BRIEF
Could you extract every entry below and reproduce it exactly?

STORED DATA
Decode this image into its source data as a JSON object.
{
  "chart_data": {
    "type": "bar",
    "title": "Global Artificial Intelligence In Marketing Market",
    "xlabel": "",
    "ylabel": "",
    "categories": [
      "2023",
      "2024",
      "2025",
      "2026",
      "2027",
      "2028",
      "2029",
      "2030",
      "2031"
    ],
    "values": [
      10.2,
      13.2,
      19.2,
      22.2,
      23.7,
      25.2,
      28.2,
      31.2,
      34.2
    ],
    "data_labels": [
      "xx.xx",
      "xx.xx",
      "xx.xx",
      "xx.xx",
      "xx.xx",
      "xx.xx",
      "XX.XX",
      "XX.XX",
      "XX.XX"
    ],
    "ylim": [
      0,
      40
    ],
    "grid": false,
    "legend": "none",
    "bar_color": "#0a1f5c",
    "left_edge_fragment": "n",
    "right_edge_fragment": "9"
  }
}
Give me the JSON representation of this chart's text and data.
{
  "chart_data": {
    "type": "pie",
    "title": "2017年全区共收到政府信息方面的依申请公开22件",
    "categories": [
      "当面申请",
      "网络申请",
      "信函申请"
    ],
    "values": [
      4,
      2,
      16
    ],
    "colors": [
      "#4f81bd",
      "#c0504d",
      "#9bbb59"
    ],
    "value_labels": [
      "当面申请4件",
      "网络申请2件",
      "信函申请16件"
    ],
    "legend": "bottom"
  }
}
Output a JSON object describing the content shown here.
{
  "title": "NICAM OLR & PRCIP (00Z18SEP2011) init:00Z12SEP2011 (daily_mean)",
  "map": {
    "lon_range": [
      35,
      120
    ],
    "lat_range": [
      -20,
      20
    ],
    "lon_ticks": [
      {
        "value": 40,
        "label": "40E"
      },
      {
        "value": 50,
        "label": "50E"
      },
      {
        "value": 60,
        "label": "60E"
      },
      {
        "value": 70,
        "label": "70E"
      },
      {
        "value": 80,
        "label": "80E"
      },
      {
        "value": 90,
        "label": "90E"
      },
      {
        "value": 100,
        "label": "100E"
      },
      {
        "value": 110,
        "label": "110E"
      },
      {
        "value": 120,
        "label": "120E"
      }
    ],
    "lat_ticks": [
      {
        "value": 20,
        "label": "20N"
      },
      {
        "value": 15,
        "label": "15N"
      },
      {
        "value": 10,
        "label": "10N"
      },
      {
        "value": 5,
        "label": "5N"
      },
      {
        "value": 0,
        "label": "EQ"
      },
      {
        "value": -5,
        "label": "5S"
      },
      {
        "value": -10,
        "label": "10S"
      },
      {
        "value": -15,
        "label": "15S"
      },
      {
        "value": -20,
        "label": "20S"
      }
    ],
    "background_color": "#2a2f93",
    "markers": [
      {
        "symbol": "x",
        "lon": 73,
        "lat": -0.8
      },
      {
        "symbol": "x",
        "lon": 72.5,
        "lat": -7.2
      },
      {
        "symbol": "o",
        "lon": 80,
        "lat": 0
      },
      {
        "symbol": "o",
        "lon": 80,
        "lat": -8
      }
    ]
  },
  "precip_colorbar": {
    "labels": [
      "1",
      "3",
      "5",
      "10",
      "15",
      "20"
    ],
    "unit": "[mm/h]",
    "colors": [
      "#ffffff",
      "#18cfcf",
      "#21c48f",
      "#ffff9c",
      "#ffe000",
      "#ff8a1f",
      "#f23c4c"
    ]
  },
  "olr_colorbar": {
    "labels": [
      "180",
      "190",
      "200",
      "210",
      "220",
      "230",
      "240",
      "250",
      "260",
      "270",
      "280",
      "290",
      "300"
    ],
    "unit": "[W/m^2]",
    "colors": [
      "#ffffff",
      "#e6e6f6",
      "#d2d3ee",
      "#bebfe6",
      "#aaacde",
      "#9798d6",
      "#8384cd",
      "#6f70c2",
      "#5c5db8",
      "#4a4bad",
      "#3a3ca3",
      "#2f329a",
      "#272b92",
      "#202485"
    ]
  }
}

FINAL ANSWER
Decode this image into its source data as a JSON object.
{
  "chart_data": {
    "type": "bar",
    "title": "Global Artificial Intelligence In Marketing Market",
    "xlabel": "",
    "ylabel": "",
    "categories": [
      "2023",
      "2024",
      "2025",
      "2026",
      "2027",
      "2028",
      "2029",
      "2030",
      "2031"
    ],
    "values": [
      10.2,
      13.2,
      19.2,
      22.2,
      23.7,
      25.2,
      28.2,
      31.2,
      34.2
    ],
    "data_labels": [
      "xx.xx",
      "xx.xx",
      "xx.xx",
      "xx.xx",
      "xx.xx",
      "xx.xx",
      "XX.XX",
      "XX.XX",
      "XX.XX"
    ],
    "ylim": [
      0,
      40
    ],
    "grid": false,
    "legend": "none",
    "bar_color": "#0a1f5c",
    "left_edge_fragment": "n",
    "right_edge_fragment": "9"
  }
}
Give me the JSON representation of this chart's text and data.
{
  "chart_data": {
    "type": "pie",
    "title": "2017年全区共收到政府信息方面的依申请公开22件",
    "categories": [
      "当面申请",
      "网络申请",
      "信函申请"
    ],
    "values": [
      4,
      2,
      16
    ],
    "colors": [
      "#4f81bd",
      "#c0504d",
      "#9bbb59"
    ],
    "value_labels": [
      "当面申请4件",
      "网络申请2件",
      "信函申请16件"
    ],
    "legend": "bottom"
  }
}
Output a JSON object describing the content shown here.
{
  "title": "NICAM OLR & PRCIP (00Z18SEP2011) init:00Z12SEP2011 (daily_mean)",
  "map": {
    "lon_range": [
      35,
      120
    ],
    "lat_range": [
      -20,
      20
    ],
    "lon_ticks": [
      {
        "value": 40,
        "label": "40E"
      },
      {
        "value": 50,
        "label": "50E"
      },
      {
        "value": 60,
        "label": "60E"
      },
      {
        "value": 70,
        "label": "70E"
      },
      {
        "value": 80,
        "label": "80E"
      },
      {
        "value": 90,
        "label": "90E"
      },
      {
        "value": 100,
        "label": "100E"
      },
      {
        "value": 110,
        "label": "110E"
      },
      {
        "value": 120,
        "label": "120E"
      }
    ],
    "lat_ticks": [
      {
        "value": 20,
        "label": "20N"
      },
      {
        "value": 15,
        "label": "15N"
      },
      {
        "value": 10,
        "label": "10N"
      },
      {
        "value": 5,
        "label": "5N"
      },
      {
        "value": 0,
        "label": "EQ"
      },
      {
        "value": -5,
        "label": "5S"
      },
      {
        "value": -10,
        "label": "10S"
      },
      {
        "value": -15,
        "label": "15S"
      },
      {
        "value": -20,
        "label": "20S"
      }
    ],
    "background_color": "#2a2f93",
    "markers": [
      {
        "symbol": "x",
        "lon": 73,
        "lat": -0.8
      },
      {
        "symbol": "x",
        "lon": 72.5,
        "lat": -7.2
      },
      {
        "symbol": "o",
        "lon": 80,
        "lat": 0
      },
      {
        "symbol": "o",
        "lon": 80,
        "lat": -8
      }
    ]
  },
  "precip_colorbar": {
    "labels": [
      "1",
      "3",
      "5",
      "10",
      "15",
      "20"
    ],
    "unit": "[mm/h]",
    "colors": [
      "#ffffff",
      "#18cfcf",
      "#21c48f",
      "#ffff9c",
      "#ffe000",
      "#ff8a1f",
      "#f23c4c"
    ]
  },
  "olr_colorbar": {
    "labels": [
      "180",
      "190",
      "200",
      "210",
      "220",
      "230",
      "240",
      "250",
      "260",
      "270",
      "280",
      "290",
      "300"
    ],
    "unit": "[W/m^2]",
    "colors": [
      "#ffffff",
      "#e6e6f6",
      "#d2d3ee",
      "#bebfe6",
      "#aaacde",
      "#9798d6",
      "#8384cd",
      "#6f70c2",
      "#5c5db8",
      "#4a4bad",
      "#3a3ca3",
      "#2f329a",
      "#272b92",
      "#202485"
    ]
  }
}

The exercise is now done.